■ WHAT NEEDS TO BE DONE
Read the records below. Copy each line where the string "mundo" occurs.

■ ENTRIES SUPPLIED
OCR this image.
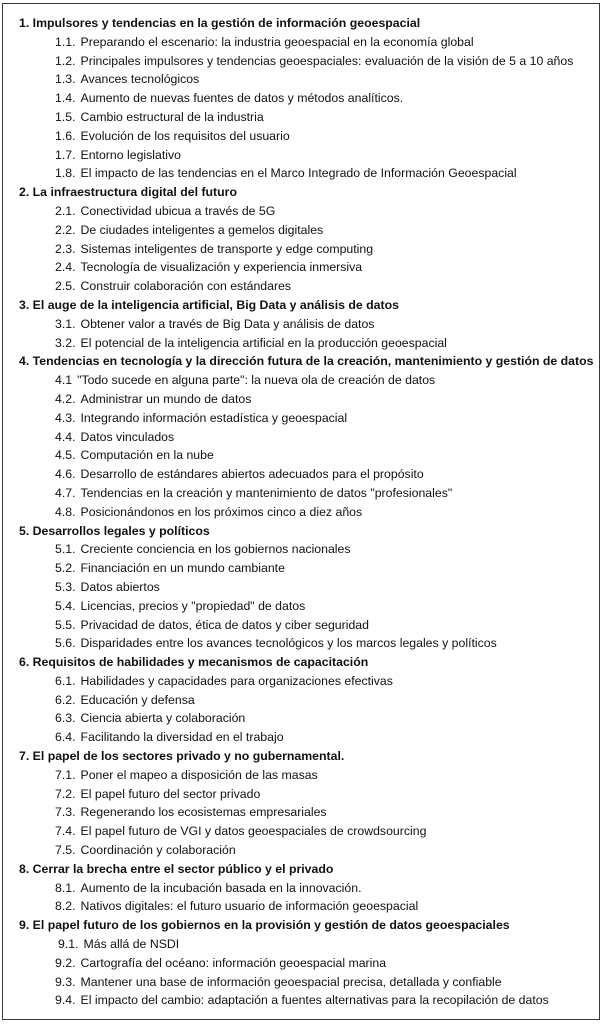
1. Impulsores y tendencias en la gestión de información geoespacial
1.1. Preparando el escenario: la industria geoespacial en la economía global
1.2. Principales impulsores y tendencias geoespaciales: evaluación de la visión de 5 a 10 años
1.3. Avances tecnológicos
1.4. Aumento de nuevas fuentes de datos y métodos analíticos.
1.5. Cambio estructural de la industria
1.6. Evolución de los requisitos del usuario
1.7. Entorno legislativo
1.8. El impacto de las tendencias en el Marco Integrado de Información Geoespacial
2. La infraestructura digital del futuro
2.1. Conectividad ubicua a través de 5G
2.2. De ciudades inteligentes a gemelos digitales
2.3. Sistemas inteligentes de transporte y edge computing
2.4. Tecnología de visualización y experiencia inmersiva
2.5. Construir colaboración con estándares
3. El auge de la inteligencia artificial, Big Data y análisis de datos
3.1. Obtener valor a través de Big Data y análisis de datos
3.2. El potencial de la inteligencia artificial en la producción geoespacial
4. Tendencias en tecnología y la dirección futura de la creación, mantenimiento y gestión de datos
4.1 "Todo sucede en alguna parte": la nueva ola de creación de datos
4.2. Administrar un mundo de datos
4.3. Integrando información estadística y geoespacial
4.4. Datos vinculados
4.5. Computación en la nube
4.6. Desarrollo de estándares abiertos adecuados para el propósito
4.7. Tendencias en la creación y mantenimiento de datos "profesionales"
4.8. Posicionándonos en los próximos cinco a diez años
5. Desarrollos legales y políticos
5.1. Creciente conciencia en los gobiernos nacionales
5.2. Financiación en un mundo cambiante
5.3. Datos abiertos
5.4. Licencias, precios y "propiedad" de datos
5.5. Privacidad de datos, ética de datos y ciber seguridad
5.6. Disparidades entre los avances tecnológicos y los marcos legales y políticos
6. Requisitos de habilidades y mecanismos de capacitación
6.1. Habilidades y capacidades para organizaciones efectivas
6.2. Educación y defensa
6.3. Ciencia abierta y colaboración
6.4. Facilitando la diversidad en el trabajo
7. El papel de los sectores privado y no gubernamental.
7.1. Poner el mapeo a disposición de las masas
7.2. El papel futuro del sector privado
7.3. Regenerando los ecosistemas empresariales
7.4. El papel futuro de VGI y datos geoespaciales de crowdsourcing
7.5. Coordinación y colaboración
8. Cerrar la brecha entre el sector público y el privado
8.1. Aumento de la incubación basada en la innovación.
8.2. Nativos digitales: el futuro usuario de información geoespacial
9. El papel futuro de los gobiernos en la provisión y gestión de datos geoespaciales
9.1. Más allá de NSDI
9.2. Cartografía del océano: información geoespacial marina
9.3. Mantener una base de información geoespacial precisa, detallada y confiable
9.4. El impacto del cambio: adaptación a fuentes alternativas para la recopilación de datos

■ TASK RESPONSE
4.2. Administrar un mundo de datos
5.2. Financiación en un mundo cambiante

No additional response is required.